## Task description
Reproduce every line of the records below word for word, leaving out the pictures.
_____
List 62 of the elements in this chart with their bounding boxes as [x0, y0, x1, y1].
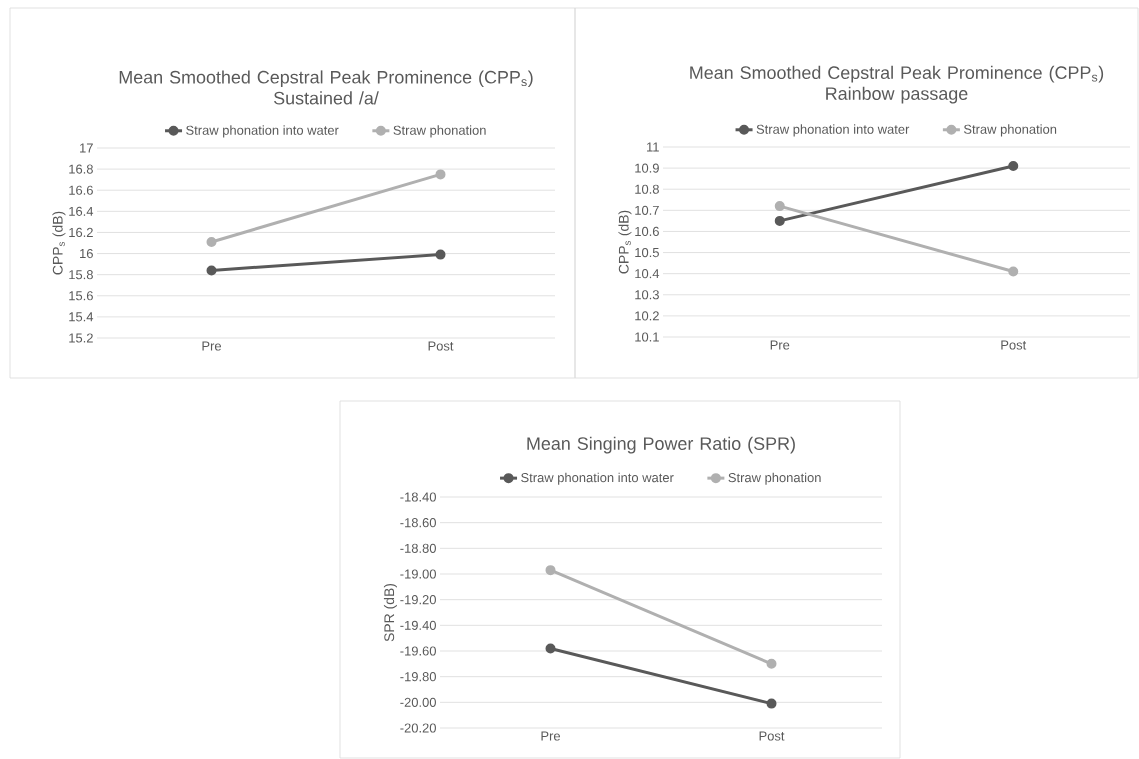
y-tick-label: 15.6	[69, 291, 93, 301]
point	[774, 215, 785, 226]
y-tick-label: -19.40	[400, 620, 436, 630]
point	[206, 236, 217, 247]
y-axis-title: CPP$_{s}$ (dB)	[52, 211, 66, 275]
y-tick-label: 11	[647, 142, 659, 152]
x-tick-label: Post	[759, 731, 785, 741]
point	[1008, 161, 1019, 171]
y-tick-label: 10.5	[635, 247, 659, 258]
legend-label: Straw phonation	[963, 124, 1057, 137]
chart-subtitle: Rainbow passage	[826, 86, 968, 104]
y-tick-label: 10.7	[635, 205, 659, 215]
point	[545, 643, 556, 654]
x-tick-label: Post	[428, 341, 454, 351]
y-tick-label: 10.3	[635, 290, 659, 300]
legend-label: Straw phonation into water	[186, 125, 339, 138]
point	[545, 565, 556, 576]
y-tick-label: 10.6	[635, 226, 659, 237]
chart-subtitle: Sustained /a/	[273, 91, 379, 105]
x-tick-label: Pre	[541, 731, 561, 741]
y-tick-label: 15.4	[69, 312, 94, 322]
y-tick-label: -18.60	[400, 518, 436, 528]
y-tick-label: 10.2	[635, 311, 659, 321]
point	[435, 169, 446, 180]
y-tick-label: 16.6	[69, 185, 93, 195]
legend-label: Straw phonation into water	[756, 124, 910, 137]
chart-title: Mean Smoothed Cepstral Peak Prominence (CPP$_{s}$)	[690, 65, 1104, 83]
x-tick-label: Pre	[202, 341, 221, 351]
y-tick-label: -19.60	[400, 646, 436, 656]
chart-title: Mean Smoothed Cepstral Peak Prominence (CPP$_{s}$)	[119, 70, 533, 88]
y-axis-title: SPR (dB)	[383, 583, 397, 642]
point	[766, 658, 777, 669]
y-tick-label: -20.00	[400, 697, 436, 707]
y-tick-label: 10.1	[635, 332, 659, 342]
y-tick-label: 17	[80, 143, 93, 153]
y-tick-label: -18.80	[400, 543, 436, 553]
y-tick-label: 15.2	[69, 333, 93, 343]
y-tick-label: -18.40	[400, 492, 436, 502]
point	[206, 265, 217, 276]
y-tick-label: 16.2	[69, 227, 93, 238]
point	[774, 201, 785, 212]
legend-label: Straw phonation	[728, 472, 821, 485]
y-tick-label: 15.8	[69, 270, 93, 280]
y-tick-label: -19.20	[400, 595, 436, 605]
x-tick-label: Pre	[770, 340, 790, 350]
point	[766, 698, 777, 709]
point	[435, 249, 446, 260]
y-tick-label: -19.00	[400, 569, 436, 579]
y-tick-label: 16.4	[69, 206, 94, 216]
y-tick-label: -20.20	[400, 723, 436, 733]
y-tick-label: 16	[80, 248, 93, 259]
y-tick-label: 10.4	[635, 269, 660, 279]
y-tick-label: 10.9	[635, 163, 659, 173]
y-tick-label: 10.8	[635, 184, 659, 194]
legend-label: Straw phonation into water	[521, 472, 674, 485]
x-tick-label: Post	[1001, 340, 1027, 350]
y-tick-label: -19.80	[400, 672, 436, 682]
legend-label: Straw phonation	[393, 125, 486, 138]
chart-title: Mean Singing Power Ratio (SPR)	[527, 436, 795, 454]
y-tick-label: 16.8	[69, 164, 93, 174]
y-axis-title: CPP$_{s}$ (dB)	[618, 210, 632, 274]
point	[1008, 266, 1019, 277]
_____
## Answer to this task
List 62 of the elements in this chart with their bounding boxes as [x0, y0, x1, y1].
y-tick-label: 15.6	[69, 291, 93, 301]
point	[774, 215, 785, 226]
y-tick-label: -19.40	[400, 620, 436, 630]
point	[206, 236, 217, 247]
y-axis-title: CPP$_{s}$ (dB)	[52, 211, 66, 275]
y-tick-label: 11	[647, 142, 659, 152]
x-tick-label: Post	[759, 731, 785, 741]
point	[1008, 161, 1019, 171]
y-tick-label: 10.5	[635, 247, 659, 258]
legend-label: Straw phonation	[963, 124, 1057, 137]
chart-subtitle: Rainbow passage	[826, 86, 968, 104]
y-tick-label: 10.7	[635, 205, 659, 215]
point	[545, 643, 556, 654]
x-tick-label: Post	[428, 341, 454, 351]
y-tick-label: 10.3	[635, 290, 659, 300]
legend-label: Straw phonation into water	[186, 125, 339, 138]
point	[545, 565, 556, 576]
y-tick-label: 10.6	[635, 226, 659, 237]
chart-subtitle: Sustained /a/	[273, 91, 379, 105]
x-tick-label: Pre	[541, 731, 561, 741]
y-tick-label: 15.4	[69, 312, 94, 322]
y-tick-label: -18.60	[400, 518, 436, 528]
y-tick-label: 10.2	[635, 311, 659, 321]
point	[435, 169, 446, 180]
y-tick-label: 16.6	[69, 185, 93, 195]
legend-label: Straw phonation into water	[756, 124, 910, 137]
chart-title: Mean Smoothed Cepstral Peak Prominence (CPP$_{s}$)	[690, 65, 1104, 83]
x-tick-label: Pre	[202, 341, 221, 351]
y-tick-label: -19.60	[400, 646, 436, 656]
chart-title: Mean Smoothed Cepstral Peak Prominence (CPP$_{s}$)	[119, 70, 533, 88]
y-axis-title: SPR (dB)	[383, 583, 397, 642]
point	[766, 658, 777, 669]
y-tick-label: -20.00	[400, 697, 436, 707]
y-tick-label: 10.1	[635, 332, 659, 342]
y-tick-label: 17	[80, 143, 93, 153]
y-tick-label: -18.80	[400, 543, 436, 553]
y-tick-label: 15.2	[69, 333, 93, 343]
y-tick-label: -18.40	[400, 492, 436, 502]
point	[206, 265, 217, 276]
y-tick-label: 16.2	[69, 227, 93, 238]
point	[774, 201, 785, 212]
legend-label: Straw phonation	[728, 472, 821, 485]
y-tick-label: 15.8	[69, 270, 93, 280]
y-tick-label: -19.20	[400, 595, 436, 605]
x-tick-label: Pre	[770, 340, 790, 350]
point	[766, 698, 777, 709]
point	[435, 249, 446, 260]
y-tick-label: -19.00	[400, 569, 436, 579]
y-tick-label: 16.4	[69, 206, 94, 216]
y-tick-label: -20.20	[400, 723, 436, 733]
y-tick-label: 16	[80, 248, 93, 259]
y-tick-label: 10.4	[635, 269, 660, 279]
y-tick-label: 10.9	[635, 163, 659, 173]
y-tick-label: 10.8	[635, 184, 659, 194]
legend-label: Straw phonation into water	[521, 472, 674, 485]
x-tick-label: Post	[1001, 340, 1027, 350]
y-tick-label: -19.80	[400, 672, 436, 682]
legend-label: Straw phonation	[393, 125, 486, 138]
chart-title: Mean Singing Power Ratio (SPR)	[527, 436, 795, 454]
y-tick-label: 16.8	[69, 164, 93, 174]
y-axis-title: CPP$_{s}$ (dB)	[618, 210, 632, 274]
point	[1008, 266, 1019, 277]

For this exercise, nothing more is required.